>> Begin Records provided

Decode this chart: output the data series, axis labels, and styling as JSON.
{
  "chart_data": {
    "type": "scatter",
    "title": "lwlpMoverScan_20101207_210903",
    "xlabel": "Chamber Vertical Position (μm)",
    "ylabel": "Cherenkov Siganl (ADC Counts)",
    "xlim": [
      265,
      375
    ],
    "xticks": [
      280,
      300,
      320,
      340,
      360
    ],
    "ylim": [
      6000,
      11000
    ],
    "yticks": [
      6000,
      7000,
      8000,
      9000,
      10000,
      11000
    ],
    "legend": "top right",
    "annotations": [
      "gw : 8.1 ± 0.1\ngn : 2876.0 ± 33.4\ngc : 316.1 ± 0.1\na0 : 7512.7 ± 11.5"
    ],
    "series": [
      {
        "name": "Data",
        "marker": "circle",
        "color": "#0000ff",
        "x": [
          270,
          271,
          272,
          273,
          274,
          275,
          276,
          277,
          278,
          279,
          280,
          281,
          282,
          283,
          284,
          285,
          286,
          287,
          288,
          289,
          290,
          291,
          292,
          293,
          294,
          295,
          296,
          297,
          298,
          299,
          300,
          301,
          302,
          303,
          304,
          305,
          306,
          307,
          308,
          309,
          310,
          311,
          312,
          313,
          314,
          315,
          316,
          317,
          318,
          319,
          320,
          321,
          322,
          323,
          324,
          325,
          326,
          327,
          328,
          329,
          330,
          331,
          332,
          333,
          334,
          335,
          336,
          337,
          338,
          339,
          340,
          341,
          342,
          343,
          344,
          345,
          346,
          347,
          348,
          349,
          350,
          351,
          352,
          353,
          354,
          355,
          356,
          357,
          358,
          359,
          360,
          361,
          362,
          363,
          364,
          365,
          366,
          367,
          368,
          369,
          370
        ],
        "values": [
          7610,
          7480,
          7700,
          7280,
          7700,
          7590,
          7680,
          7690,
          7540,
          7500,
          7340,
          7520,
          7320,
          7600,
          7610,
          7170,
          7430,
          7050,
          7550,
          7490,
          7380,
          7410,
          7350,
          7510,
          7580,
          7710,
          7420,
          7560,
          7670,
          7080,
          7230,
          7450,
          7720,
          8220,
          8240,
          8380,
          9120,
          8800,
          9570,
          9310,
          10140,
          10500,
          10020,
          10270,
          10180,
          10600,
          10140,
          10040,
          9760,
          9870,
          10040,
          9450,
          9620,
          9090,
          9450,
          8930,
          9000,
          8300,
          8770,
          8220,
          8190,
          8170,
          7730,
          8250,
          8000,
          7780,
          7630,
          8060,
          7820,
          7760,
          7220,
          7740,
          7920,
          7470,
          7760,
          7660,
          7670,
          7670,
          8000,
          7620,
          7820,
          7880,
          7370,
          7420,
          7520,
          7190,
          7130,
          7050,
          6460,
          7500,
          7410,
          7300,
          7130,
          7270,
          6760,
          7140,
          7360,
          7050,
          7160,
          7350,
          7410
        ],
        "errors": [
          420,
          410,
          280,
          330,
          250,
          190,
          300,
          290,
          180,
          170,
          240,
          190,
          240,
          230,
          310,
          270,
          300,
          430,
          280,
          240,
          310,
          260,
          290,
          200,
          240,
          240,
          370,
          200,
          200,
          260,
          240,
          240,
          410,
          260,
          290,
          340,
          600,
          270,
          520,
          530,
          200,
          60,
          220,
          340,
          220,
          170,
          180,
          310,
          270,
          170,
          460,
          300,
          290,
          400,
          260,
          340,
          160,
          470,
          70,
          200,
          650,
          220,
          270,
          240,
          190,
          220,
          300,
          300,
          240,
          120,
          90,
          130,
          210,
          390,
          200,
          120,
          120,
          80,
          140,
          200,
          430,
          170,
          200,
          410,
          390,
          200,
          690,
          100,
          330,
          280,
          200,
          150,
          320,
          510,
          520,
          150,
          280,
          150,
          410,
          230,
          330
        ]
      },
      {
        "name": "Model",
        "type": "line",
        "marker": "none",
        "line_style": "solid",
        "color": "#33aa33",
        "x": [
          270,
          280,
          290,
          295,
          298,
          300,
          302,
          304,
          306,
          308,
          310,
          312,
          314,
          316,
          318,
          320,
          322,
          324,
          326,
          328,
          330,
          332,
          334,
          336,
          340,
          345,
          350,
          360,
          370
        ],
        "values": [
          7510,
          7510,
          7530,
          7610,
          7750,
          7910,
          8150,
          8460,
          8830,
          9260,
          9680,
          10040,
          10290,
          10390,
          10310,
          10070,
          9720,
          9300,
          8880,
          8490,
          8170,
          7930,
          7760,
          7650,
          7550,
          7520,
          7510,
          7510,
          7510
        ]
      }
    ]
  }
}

>> End Records provided

Problem statement
Where a line holds "series", copy that line.

Response to this task
Decode this chart: output the data series, axis labels, and styling as JSON.
    "series": [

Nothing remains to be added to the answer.